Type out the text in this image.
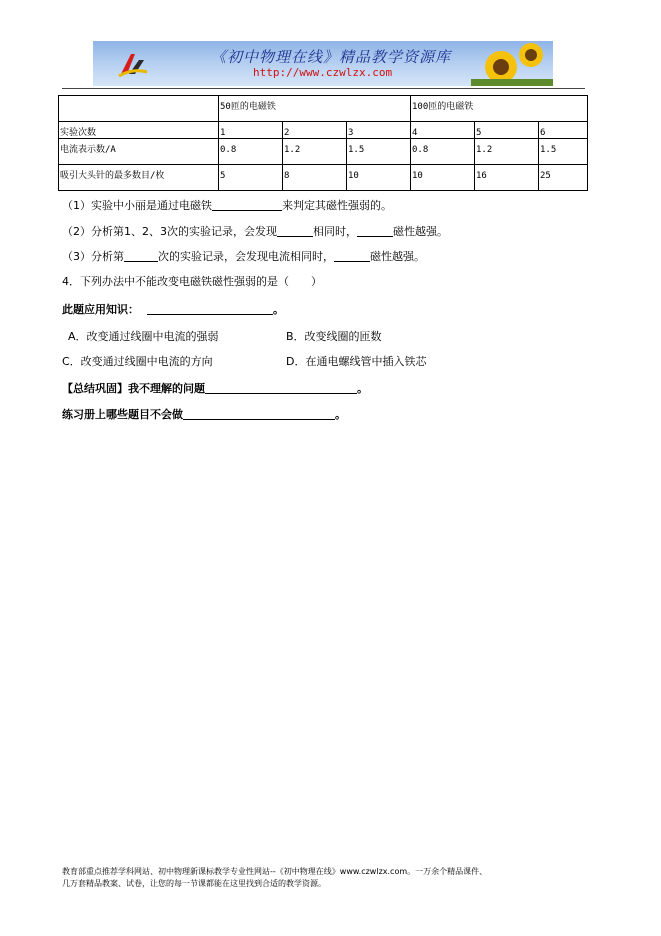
《初中物理在线》精品教学资源库
http://www.czwlzx.com
	50匝的电磁铁			100匝的电磁铁		
实验次数	1	2	3	4	5	6
电流表示数/A	0.8	1.2	1.5	0.8	1.2	1.5
吸引大头针的最多数目/枚	5	8	10	10	16	25
（1）实验中小丽是通过电磁铁	来判定其磁性强弱的。
（2）分析第1、2、3次的实验记录，会发现	相同时，	磁性越强。
（3）分析第	次的实验记录，会发现电流相同时，	磁性越强。
4．下列办法中不能改变电磁铁磁性强弱的是（　　）
此题应用知识：	。
A．改变通过线圈中电流的强弱	B．改变线圈的匝数
C．改变通过线圈中电流的方向	D．在通电螺线管中插入铁芯
【总结巩固】我不理解的问题	。
练习册上哪些题目不会做	。
教育部重点推荐学科网站、初中物理新课标教学专业性网站--《初中物理在线》www.czwlzx.com。一万余个精品课件、
几万套精品教案、试卷，让您的每一节课都能在这里找到合适的教学资源。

* **Challenge**: Nothing in the entries above should change when they are printed again, except that the pictures are dropped.

* **Exercise output**:
Type out the text in this image.
《初中物理在线》精品教学资源库
http://www.czwlzx.com
	50匝的电磁铁			100匝的电磁铁		
实验次数	1	2	3	4	5	6
电流表示数/A	0.8	1.2	1.5	0.8	1.2	1.5
吸引大头针的最多数目/枚	5	8	10	10	16	25
（1）实验中小丽是通过电磁铁	来判定其磁性强弱的。
（2）分析第1、2、3次的实验记录，会发现	相同时，	磁性越强。
（3）分析第	次的实验记录，会发现电流相同时，	磁性越强。
4．下列办法中不能改变电磁铁磁性强弱的是（　　）
此题应用知识：	。
A．改变通过线圈中电流的强弱	B．改变线圈的匝数
C．改变通过线圈中电流的方向	D．在通电螺线管中插入铁芯
【总结巩固】我不理解的问题	。
练习册上哪些题目不会做	。
教育部重点推荐学科网站、初中物理新课标教学专业性网站--《初中物理在线》www.czwlzx.com。一万余个精品课件、
几万套精品教案、试卷，让您的每一节课都能在这里找到合适的教学资源。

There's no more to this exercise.